Task requirements
In the text on Colombian street food, how long are the chicken thighs for the Pollo Coca-Cola marinated in Coca-Cola?

Fun with Colombian Street Food
When Alex Mitow lived in Miami for five years, he saw firsthand the huge popularity of Colombian street food. A trip to Colombia confirmed his decision to open a place of his own featuring hot dogs imbued with the flavors of Colombia and the edginess of The Big Apple. Choosing flavors that were applicable to an American menu, Mitow created a trippy, Lower East Side venue: Los Perros Locos, loosely translated as Crazy Dogs. His menu, with prices in the $5 to $8.50 range (the high end for the El Puerco: smoked ham, deep-fried bacon, chicharrones, melted Swiss and chipzana — a chipotle and apple salsa), also offers “inside” jokes. Where else can you order “Pablo Escobar,” an all-beef hot dog, salsa de piña, apple-chipotle slaw, potato chips, Kewpie mayo, plus a dusting of perico? “Pablo Escobar was a ruthless drug dealer in Colombia whom the FBI killed in the early ’90s,” says Mitow. ‘“Perico’ is cocaine, but here, it’s cheese.”

Under the menu heading “Su-Do” Perros — a play on the word “pseudo” — Mitow offers several sandwiches served on hot-dog buns: Pollo Coca-Cola features chicken thighs marinated in Coca-Cola for 24 to 48 hours, plus pineapple juice, cilantro, garlic, and melted mozzarella, salsa rosado, salsa verde, chipzana and crushed chips. “This item is semi-typical of Colombia,” he says. “We grill it, then add mozzarella while it’s still on the grill.”

Image region annotations

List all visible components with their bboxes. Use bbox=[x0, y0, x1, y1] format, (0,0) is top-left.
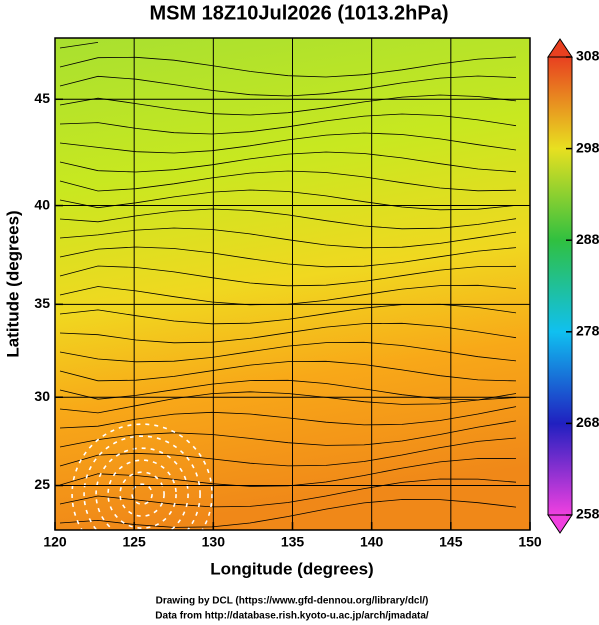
isobar bbox=[119, 471, 165, 517]
isobar bbox=[71, 423, 213, 565]
streamline bbox=[59, 341, 517, 363]
streamline bbox=[59, 246, 517, 268]
streamline bbox=[59, 151, 517, 173]
isobar bbox=[107, 459, 177, 529]
streamline bbox=[59, 56, 517, 78]
streamline bbox=[59, 94, 517, 116]
isobar bbox=[95, 447, 189, 541]
streamline bbox=[59, 420, 517, 448]
colorbar-label: 308 bbox=[576, 48, 599, 64]
isobar bbox=[83, 435, 201, 553]
x-tick-label: 120 bbox=[43, 534, 67, 550]
x-axis-label: Longitude (degrees) bbox=[210, 559, 373, 578]
colorbar-label: 258 bbox=[576, 506, 599, 522]
y-tick-label: 30 bbox=[34, 388, 50, 404]
x-tick-label: 140 bbox=[360, 534, 384, 550]
title: MSM 18Z10Jul2026 (1013.2hPa) bbox=[149, 2, 448, 24]
streamline bbox=[59, 360, 517, 382]
x-tick-label: 125 bbox=[122, 534, 146, 550]
colorbar-arrow bbox=[547, 38, 573, 58]
y-tick-label: 25 bbox=[34, 476, 50, 492]
streamline bbox=[59, 265, 517, 287]
x-tick-label: 145 bbox=[439, 534, 463, 550]
colorbar bbox=[547, 56, 573, 516]
streamline bbox=[59, 189, 517, 211]
streamline bbox=[59, 406, 517, 429]
streamline bbox=[59, 322, 517, 344]
streamline bbox=[59, 75, 517, 97]
x-tick-label: 135 bbox=[281, 534, 305, 550]
streamline bbox=[59, 379, 517, 401]
streamline bbox=[59, 113, 517, 135]
streamline bbox=[59, 437, 517, 467]
colorbar-arrow bbox=[547, 514, 573, 534]
x-tick-label: 150 bbox=[518, 534, 542, 550]
credit: Drawing by DCL (https://www.gfd-dennou.o… bbox=[156, 596, 429, 607]
streamline bbox=[59, 227, 517, 249]
isobar bbox=[131, 483, 153, 505]
colorbar-label: 268 bbox=[576, 414, 599, 430]
streamline bbox=[59, 391, 517, 414]
streamline bbox=[59, 208, 517, 230]
streamline bbox=[59, 132, 517, 154]
streamlines bbox=[59, 42, 517, 565]
y-tick-label: 45 bbox=[34, 90, 50, 106]
x-tick-label: 130 bbox=[202, 534, 226, 550]
streamline bbox=[59, 170, 517, 192]
streamline bbox=[59, 499, 517, 528]
y-tick-label: 40 bbox=[34, 196, 50, 212]
colorbar-label: 278 bbox=[576, 323, 599, 339]
streamline bbox=[59, 478, 517, 508]
credit: Data from http://database.rish.kyoto-u.a… bbox=[155, 611, 429, 622]
streamline bbox=[59, 42, 99, 49]
colorbar-label: 288 bbox=[576, 231, 599, 247]
colorbar-label: 298 bbox=[576, 139, 599, 155]
y-tick-label: 35 bbox=[34, 295, 50, 311]
y-axis-label: Latitude (degrees) bbox=[3, 210, 22, 357]
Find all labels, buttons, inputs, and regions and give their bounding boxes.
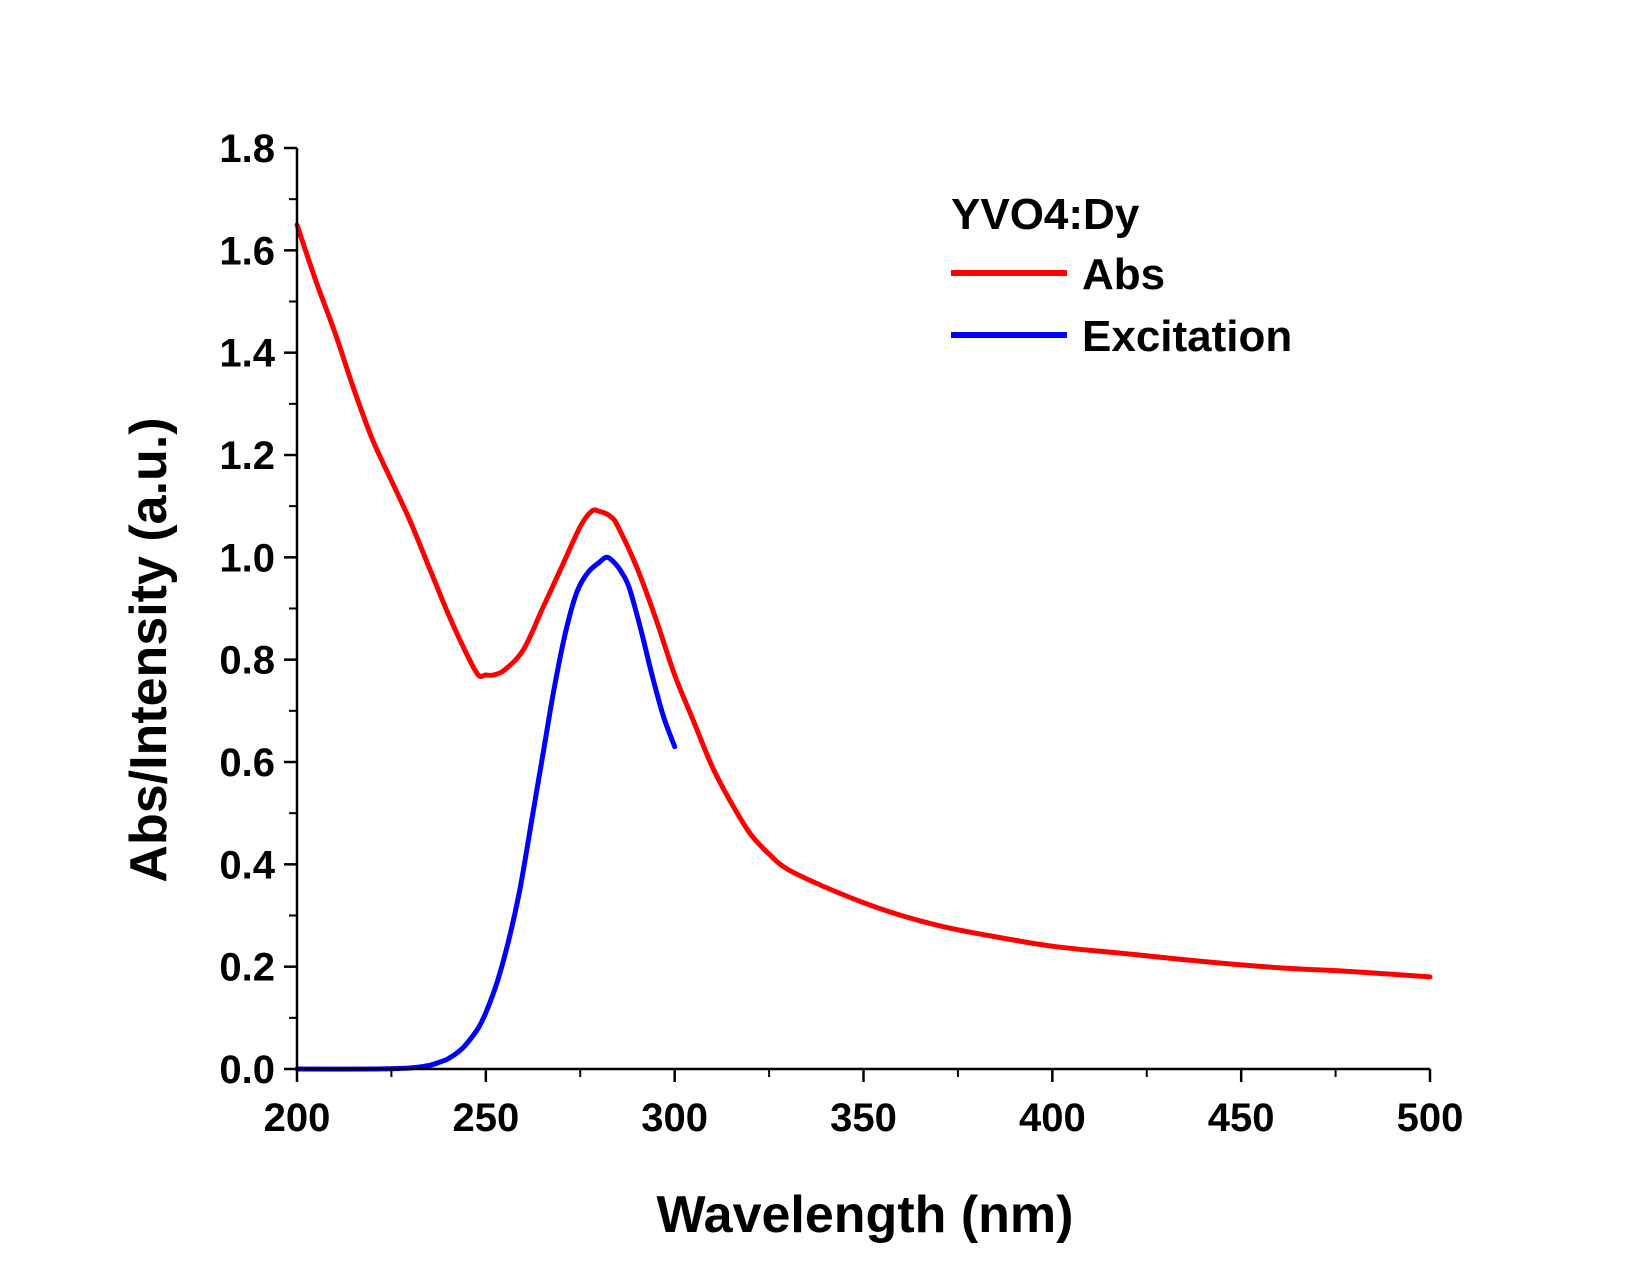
x-tick-label: 450 [1208, 1096, 1275, 1140]
x-axis-title: Wavelength (nm) [657, 1186, 1074, 1244]
y-tick-label: 1.6 [219, 229, 275, 273]
y-tick-label: 1.2 [219, 434, 275, 478]
y-tick-label: 0.6 [219, 741, 275, 785]
y-tick-label: 0.2 [219, 946, 275, 990]
series-line-abs [294, 222, 1433, 980]
y-tick-label: 0.0 [219, 1048, 275, 1092]
axes-layer: 200 250 300 350 400 450 500 0.0 0.2 0.4 0.6 0.8 1.0 1… [219, 127, 1463, 1140]
legend-label-abs: Abs [1082, 250, 1165, 299]
x-tick-label: 500 [1397, 1096, 1464, 1140]
y-tick-label: 0.4 [219, 843, 275, 887]
x-tick-label: 200 [264, 1096, 331, 1140]
y-tick-label: 1.0 [219, 536, 275, 580]
y-axis-title: Abs/Intensity (a.u.) [120, 417, 178, 882]
y-tick-label: 1.8 [219, 127, 275, 171]
y-tick-label: 1.4 [219, 332, 275, 376]
x-tick-label: 300 [641, 1096, 708, 1140]
legend-label-excitation: Excitation [1082, 312, 1292, 361]
series-line-excitation [294, 554, 678, 1072]
x-tick-label: 350 [830, 1096, 897, 1140]
x-tick-label: 250 [452, 1096, 519, 1140]
legend: YVO4:Dy Abs Excitation [951, 190, 1292, 361]
y-tick-label: 0.8 [219, 639, 275, 683]
x-tick-label: 400 [1019, 1096, 1086, 1140]
legend-title: YVO4:Dy [951, 190, 1140, 239]
series-layer [294, 222, 1433, 1072]
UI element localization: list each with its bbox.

Output
24 to 48 hours.